─── Task input ───

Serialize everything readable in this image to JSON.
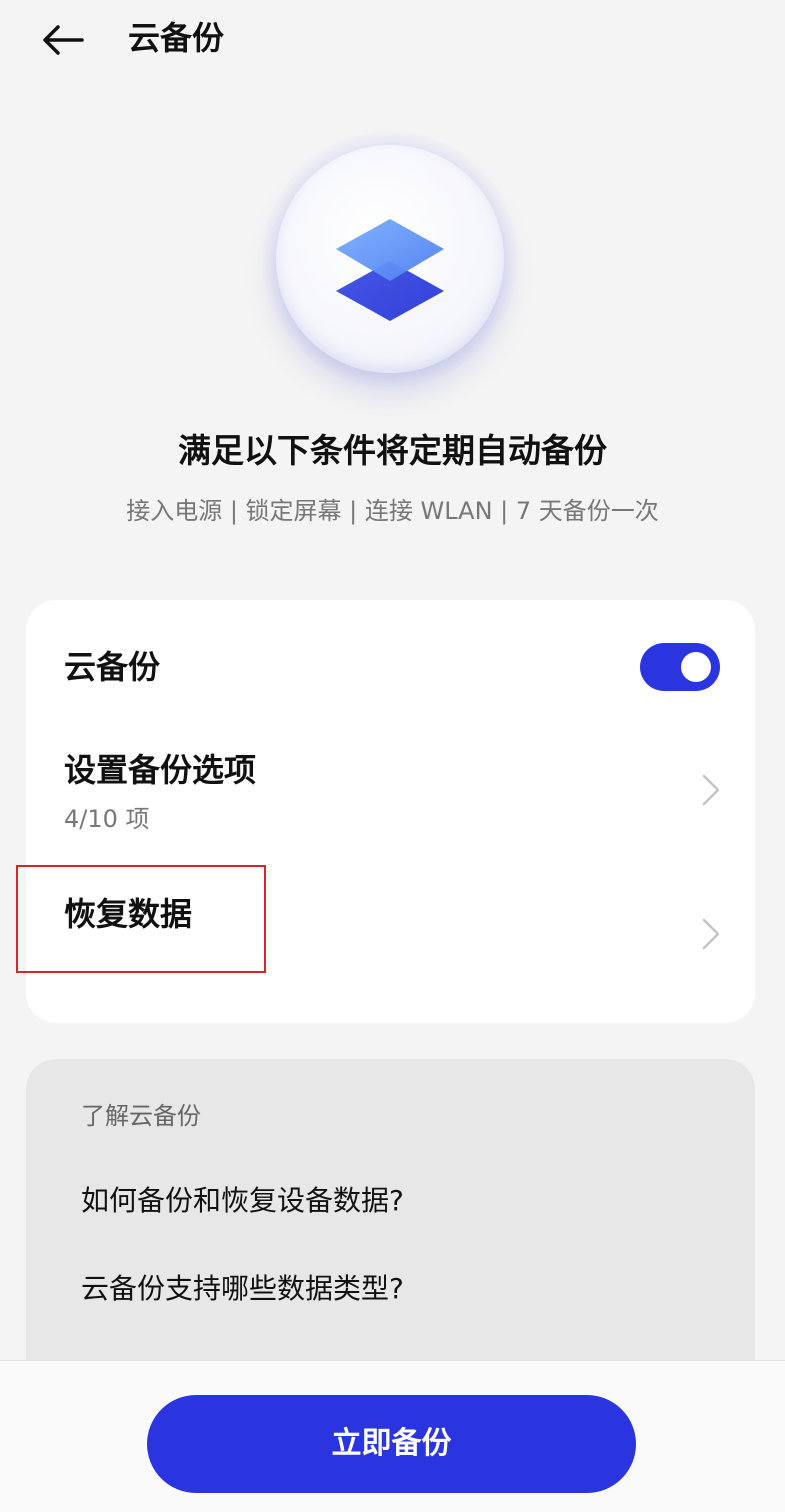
{
  "header": {
    "title": "云备份"
  },
  "hero": {
    "icon": "layers-icon"
  },
  "intro": {
    "headline": "满足以下条件将定期自动备份",
    "conditions": "接入电源 | 锁定屏幕 | 连接 WLAN | 7 天备份一次"
  },
  "settings": {
    "cloud_backup": {
      "label": "云备份",
      "enabled": true
    },
    "backup_options": {
      "label": "设置备份选项",
      "sub": "4/10 项"
    },
    "restore": {
      "label": "恢复数据"
    }
  },
  "faq": {
    "title": "了解云备份",
    "items": [
      "如何备份和恢复设备数据?",
      "云备份支持哪些数据类型?"
    ]
  },
  "footer": {
    "button_label": "立即备份"
  },
  "colors": {
    "accent": "#2a35e0",
    "highlight": "#d8252a"
  }
}
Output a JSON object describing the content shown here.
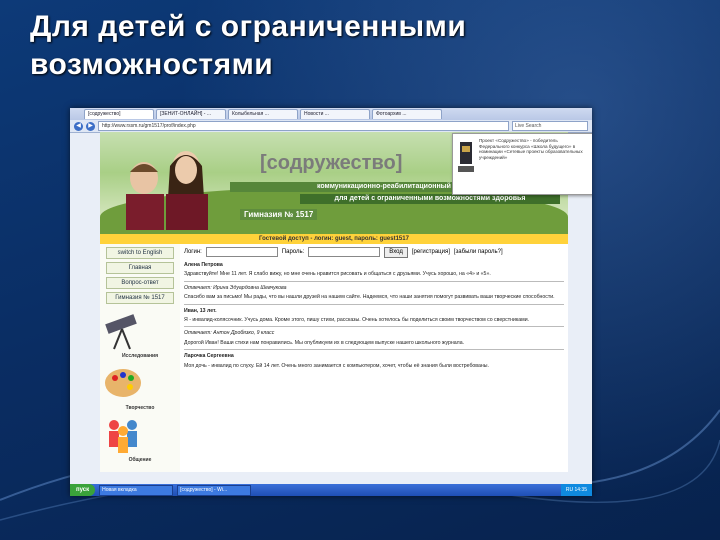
{
  "slide": {
    "title_line1": "Для детей с ограниченными",
    "title_line2": "возможностями"
  },
  "browser": {
    "tabs": [
      {
        "label": "[содружество]",
        "active": true
      },
      {
        "label": "[ЗЕНИТ-ОНЛАЙН] - ...",
        "active": false
      },
      {
        "label": "Колыбельная ...",
        "active": false
      },
      {
        "label": "Новости ...",
        "active": false
      },
      {
        "label": "Фотоархив ...",
        "active": false
      }
    ],
    "address": "http://www.rssm.ru/gm1517/prof/index.php",
    "search_placeholder": "Live Search"
  },
  "site": {
    "brand": "[содружество]",
    "tagline1": "коммуникационно-реабилитационный центр",
    "tagline2": "для детей с ограниченными возможностями здоровья",
    "school": "Гимназия № 1517",
    "guest_notice": "Гостевой доступ - логин: guest, пароль: guest1517",
    "login": {
      "login_label": "Логин:",
      "password_label": "Пароль:",
      "enter_button": "Вход",
      "register_link": "[регистрация]",
      "forgot_link": "[забыли пароль?]"
    },
    "sidebar": {
      "links": [
        "switch to English",
        "Главная",
        "Вопрос-ответ",
        "Гимназия № 1517"
      ],
      "sections": [
        "Исследования",
        "Творчество",
        "Общение"
      ]
    },
    "posts": [
      {
        "author": "Алена Петрова",
        "text": "Здравствуйте! Мне 11 лет. Я слабо вижу, но мне очень нравится рисовать и общаться с друзьями. Учусь хорошо, на «4» и «5»."
      },
      {
        "author": "Отвечает: Ирина Эдуардовна Шевчукова",
        "text": "Спасибо вам за письмо! Мы рады, что вы нашли друзей на нашем сайте. Надеемся, что наши занятия помогут развивать ваши творческие способности."
      },
      {
        "author": "Иван, 13 лет.",
        "text": "Я - инвалид-колясочник. Учусь дома. Кроме этого, пишу стихи, рассказы. Очень хотелось бы поделиться своим творчеством со сверстниками."
      },
      {
        "author": "Отвечает: Антон Дробязко, 9 класс",
        "text": "Дорогой Иван! Ваши стихи нам понравились. Мы опубликуем их в следующем выпуске нашего школьного журнала."
      },
      {
        "author": "Ларочка Сергеевна",
        "text": "Моя дочь - инвалид по слуху. Ей 14 лет. Очень много занимается с компьютером, хочет, чтобы её знания были востребованы."
      }
    ],
    "popup_text": "Проект «Содружество» - победитель Федерального конкурса «Школа будущего» в номинации «Сетевые проекты образовательных учреждений»"
  },
  "taskbar": {
    "start": "пуск",
    "tasks": [
      "Новая вкладка",
      "[содружество] - Wi..."
    ],
    "tray": "RU 14:35"
  }
}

───

### Task objective
Skip every picture and transcribe the data above exactly.

### Exercise response
Serialize everything readable in this image to JSON.
{
  "header": {
    "title": "云备份"
  },
  "hero": {
    "icon": "layers-icon"
  },
  "intro": {
    "headline": "满足以下条件将定期自动备份",
    "conditions": "接入电源 | 锁定屏幕 | 连接 WLAN | 7 天备份一次"
  },
  "settings": {
    "cloud_backup": {
      "label": "云备份",
      "enabled": true
    },
    "backup_options": {
      "label": "设置备份选项",
      "sub": "4/10 项"
    },
    "restore": {
      "label": "恢复数据"
    }
  },
  "faq": {
    "title": "了解云备份",
    "items": [
      "如何备份和恢复设备数据?",
      "云备份支持哪些数据类型?"
    ]
  },
  "footer": {
    "button_label": "立即备份"
  },
  "colors": {
    "accent": "#2a35e0",
    "highlight": "#d8252a"
  }
}
Output a JSON object describing the content shown here.
{
  "slide": {
    "title_line1": "Для детей с ограниченными",
    "title_line2": "возможностями"
  },
  "browser": {
    "tabs": [
      {
        "label": "[содружество]",
        "active": true
      },
      {
        "label": "[ЗЕНИТ-ОНЛАЙН] - ...",
        "active": false
      },
      {
        "label": "Колыбельная ...",
        "active": false
      },
      {
        "label": "Новости ...",
        "active": false
      },
      {
        "label": "Фотоархив ...",
        "active": false
      }
    ],
    "address": "http://www.rssm.ru/gm1517/prof/index.php",
    "search_placeholder": "Live Search"
  },
  "site": {
    "brand": "[содружество]",
    "tagline1": "коммуникационно-реабилитационный центр",
    "tagline2": "для детей с ограниченными возможностями здоровья",
    "school": "Гимназия № 1517",
    "guest_notice": "Гостевой доступ - логин: guest, пароль: guest1517",
    "login": {
      "login_label": "Логин:",
      "password_label": "Пароль:",
      "enter_button": "Вход",
      "register_link": "[регистрация]",
      "forgot_link": "[забыли пароль?]"
    },
    "sidebar": {
      "links": [
        "switch to English",
        "Главная",
        "Вопрос-ответ",
        "Гимназия № 1517"
      ],
      "sections": [
        "Исследования",
        "Творчество",
        "Общение"
      ]
    },
    "posts": [
      {
        "author": "Алена Петрова",
        "text": "Здравствуйте! Мне 11 лет. Я слабо вижу, но мне очень нравится рисовать и общаться с друзьями. Учусь хорошо, на «4» и «5»."
      },
      {
        "author": "Отвечает: Ирина Эдуардовна Шевчукова",
        "text": "Спасибо вам за письмо! Мы рады, что вы нашли друзей на нашем сайте. Надеемся, что наши занятия помогут развивать ваши творческие способности."
      },
      {
        "author": "Иван, 13 лет.",
        "text": "Я - инвалид-колясочник. Учусь дома. Кроме этого, пишу стихи, рассказы. Очень хотелось бы поделиться своим творчеством со сверстниками."
      },
      {
        "author": "Отвечает: Антон Дробязко, 9 класс",
        "text": "Дорогой Иван! Ваши стихи нам понравились. Мы опубликуем их в следующем выпуске нашего школьного журнала."
      },
      {
        "author": "Ларочка Сергеевна",
        "text": "Моя дочь - инвалид по слуху. Ей 14 лет. Очень много занимается с компьютером, хочет, чтобы её знания были востребованы."
      }
    ],
    "popup_text": "Проект «Содружество» - победитель Федерального конкурса «Школа будущего» в номинации «Сетевые проекты образовательных учреждений»"
  },
  "taskbar": {
    "start": "пуск",
    "tasks": [
      "Новая вкладка",
      "[содружество] - Wi..."
    ],
    "tray": "RU 14:35"
  }
}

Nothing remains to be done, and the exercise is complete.